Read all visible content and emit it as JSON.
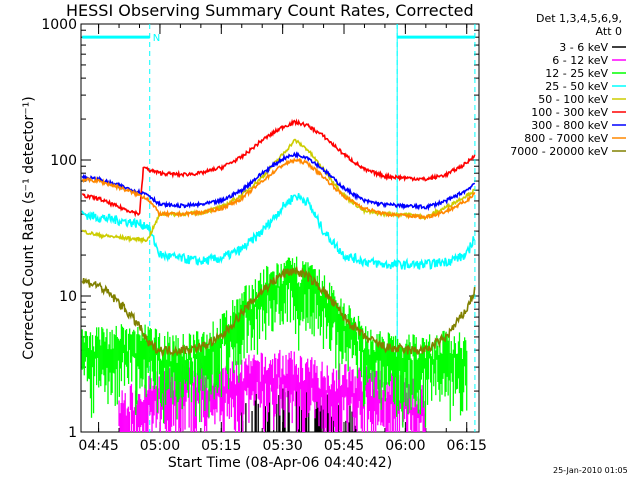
{
  "chart_data": {
    "type": "line",
    "title": "HESSI Observing Summary Count Rates, Corrected",
    "xlabel": "Start Time (08-Apr-06 04:40:42)",
    "ylabel": "Corrected Count Rate (s⁻¹ detector⁻¹)",
    "footer_date": "25-Jan-2010 01:05",
    "yscale": "log",
    "ylim": [
      1,
      1000
    ],
    "xlim_minutes": [
      "04:40:42",
      "06:18:00"
    ],
    "ytick_labels": [
      "1",
      "10",
      "100",
      "1000"
    ],
    "xtick_labels": [
      "04:45",
      "05:00",
      "05:15",
      "05:30",
      "05:45",
      "06:00",
      "06:15"
    ],
    "xtick_minutes": [
      285,
      300,
      315,
      330,
      345,
      360,
      375
    ],
    "legend_header": [
      "Det 1,3,4,5,6,9,",
      "Att 0"
    ],
    "legend_position": "right",
    "grid": false,
    "annotations": {
      "night_marker_label": "N",
      "night_bar_start_min": 281,
      "night_bar_end_min": 297.5,
      "night2_bar_start_min": 358,
      "night2_bar_end_min": 377,
      "dashed_lines_min": [
        297.5,
        358,
        377
      ],
      "night_bar_level": 800
    },
    "series": [
      {
        "name": "3 - 6 keV",
        "color": "#000000",
        "style": "bars_sparse",
        "x": [
          320,
          324,
          328,
          330,
          332,
          334,
          336,
          339,
          342,
          348
        ],
        "y": [
          1.4,
          1.6,
          1.8,
          2.2,
          2.0,
          1.9,
          2.4,
          1.7,
          1.5,
          1.3
        ]
      },
      {
        "name": "6 - 12 keV",
        "color": "#ff00ff",
        "style": "bars_noise",
        "x": [
          290,
          295,
          300,
          305,
          310,
          315,
          320,
          325,
          330,
          335,
          340,
          345,
          350,
          355,
          360,
          365
        ],
        "y": [
          1.6,
          2.0,
          2.3,
          2.6,
          2.8,
          2.5,
          2.9,
          3.1,
          3.3,
          3.0,
          2.7,
          2.6,
          2.5,
          2.3,
          2.1,
          1.8
        ]
      },
      {
        "name": "12 - 25 keV",
        "color": "#00ff00",
        "style": "bars_noise",
        "x": [
          281,
          290,
          297,
          300,
          305,
          310,
          315,
          320,
          325,
          330,
          333,
          336,
          340,
          345,
          350,
          355,
          360,
          365,
          370,
          375
        ],
        "y": [
          5,
          5,
          5,
          4.5,
          4.2,
          4.5,
          6,
          9,
          13,
          15,
          16,
          15,
          12,
          8,
          5,
          4.5,
          4.2,
          4.4,
          4.5,
          4.6
        ]
      },
      {
        "name": "25 - 50 keV",
        "color": "#00ffff",
        "style": "line_noise",
        "x": [
          281,
          285,
          290,
          295,
          297,
          300,
          305,
          310,
          315,
          320,
          325,
          330,
          333,
          336,
          340,
          345,
          350,
          355,
          360,
          365,
          370,
          375,
          377
        ],
        "y": [
          40,
          38,
          36,
          34,
          33,
          20,
          19,
          18,
          19,
          22,
          30,
          45,
          55,
          50,
          30,
          20,
          18,
          17,
          17,
          17,
          18,
          20,
          28
        ]
      },
      {
        "name": "50 - 100 keV",
        "color": "#cccc00",
        "style": "line",
        "x": [
          281,
          285,
          290,
          295,
          297,
          300,
          305,
          310,
          315,
          320,
          325,
          330,
          333,
          336,
          340,
          345,
          350,
          355,
          360,
          365,
          370,
          375,
          377
        ],
        "y": [
          30,
          28,
          27,
          26,
          26,
          40,
          40,
          41,
          45,
          55,
          75,
          110,
          140,
          120,
          85,
          55,
          42,
          40,
          40,
          38,
          45,
          55,
          60
        ]
      },
      {
        "name": "100 - 300 keV",
        "color": "#ff0000",
        "style": "line",
        "x": [
          281,
          285,
          290,
          295,
          296,
          297,
          300,
          305,
          310,
          315,
          320,
          325,
          330,
          333,
          336,
          340,
          345,
          350,
          355,
          360,
          365,
          370,
          375,
          377
        ],
        "y": [
          55,
          52,
          45,
          40,
          90,
          85,
          80,
          78,
          80,
          88,
          105,
          140,
          175,
          190,
          180,
          150,
          110,
          85,
          76,
          74,
          72,
          78,
          95,
          110
        ]
      },
      {
        "name": "300 - 800 keV",
        "color": "#0000ff",
        "style": "line",
        "x": [
          281,
          285,
          290,
          295,
          297,
          300,
          305,
          310,
          315,
          320,
          325,
          330,
          333,
          336,
          340,
          345,
          350,
          355,
          360,
          365,
          370,
          375,
          377
        ],
        "y": [
          75,
          72,
          65,
          58,
          56,
          47,
          46,
          47,
          50,
          60,
          80,
          102,
          110,
          105,
          85,
          62,
          50,
          47,
          46,
          45,
          50,
          60,
          68
        ]
      },
      {
        "name": "800 - 7000 keV",
        "color": "#ff8800",
        "style": "line",
        "x": [
          281,
          285,
          290,
          295,
          297,
          300,
          305,
          310,
          315,
          320,
          325,
          330,
          333,
          336,
          340,
          345,
          350,
          355,
          360,
          365,
          370,
          375,
          377
        ],
        "y": [
          72,
          70,
          63,
          55,
          52,
          40,
          40,
          41,
          44,
          52,
          70,
          92,
          100,
          95,
          75,
          54,
          44,
          40,
          39,
          38,
          42,
          50,
          58
        ]
      },
      {
        "name": "7000 - 20000 keV",
        "color": "#808000",
        "style": "line_noise",
        "x": [
          281,
          285,
          290,
          295,
          297,
          300,
          305,
          310,
          315,
          320,
          325,
          330,
          333,
          336,
          340,
          345,
          350,
          355,
          360,
          365,
          370,
          375,
          377
        ],
        "y": [
          13,
          12,
          9,
          6,
          4.5,
          4,
          4,
          4.2,
          5,
          7.5,
          11,
          14.5,
          15.5,
          14,
          11,
          7,
          5,
          4.2,
          4,
          4,
          5,
          8,
          11
        ]
      }
    ]
  }
}
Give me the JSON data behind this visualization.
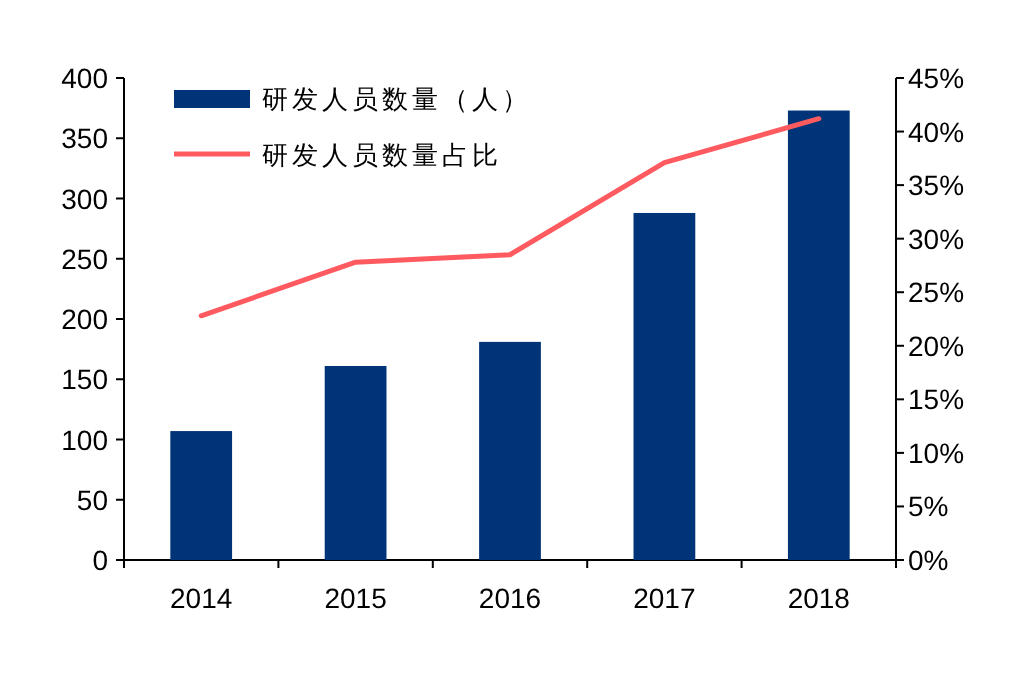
{
  "chart_data": {
    "type": "bar",
    "categories": [
      "2014",
      "2015",
      "2016",
      "2017",
      "2018"
    ],
    "series": [
      {
        "name": "研发人员数量（人）",
        "color": "#003478",
        "values": [
          107,
          161,
          181,
          288,
          373
        ]
      },
      {
        "name": "研发人员数量占比",
        "type": "line",
        "axis": "y2",
        "color": "#ff5a5f",
        "values": [
          22.8,
          27.8,
          28.5,
          37.1,
          41.2
        ]
      }
    ],
    "ylim": [
      0,
      400
    ],
    "yticks": [
      0,
      50,
      100,
      150,
      200,
      250,
      300,
      350,
      400
    ],
    "y2lim": [
      0,
      45
    ],
    "y2ticks": [
      {
        "value": 0,
        "label": "0%"
      },
      {
        "value": 5,
        "label": "5%"
      },
      {
        "value": 10,
        "label": "10%"
      },
      {
        "value": 15,
        "label": "15%"
      },
      {
        "value": 20,
        "label": "20%"
      },
      {
        "value": 25,
        "label": "25%"
      },
      {
        "value": 30,
        "label": "30%"
      },
      {
        "value": 35,
        "label": "35%"
      },
      {
        "value": 40,
        "label": "40%"
      },
      {
        "value": 45,
        "label": "45%"
      }
    ],
    "legend": "top left",
    "marker": "none",
    "line_style": "solid"
  }
}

----

Look over the listing above. Pick out and copy every line that includes "JSON".

### [SOLUTION TO THE PROBLEM]
Read all visible content and emit it as JSON.
Give me the JSON data behind this visualization.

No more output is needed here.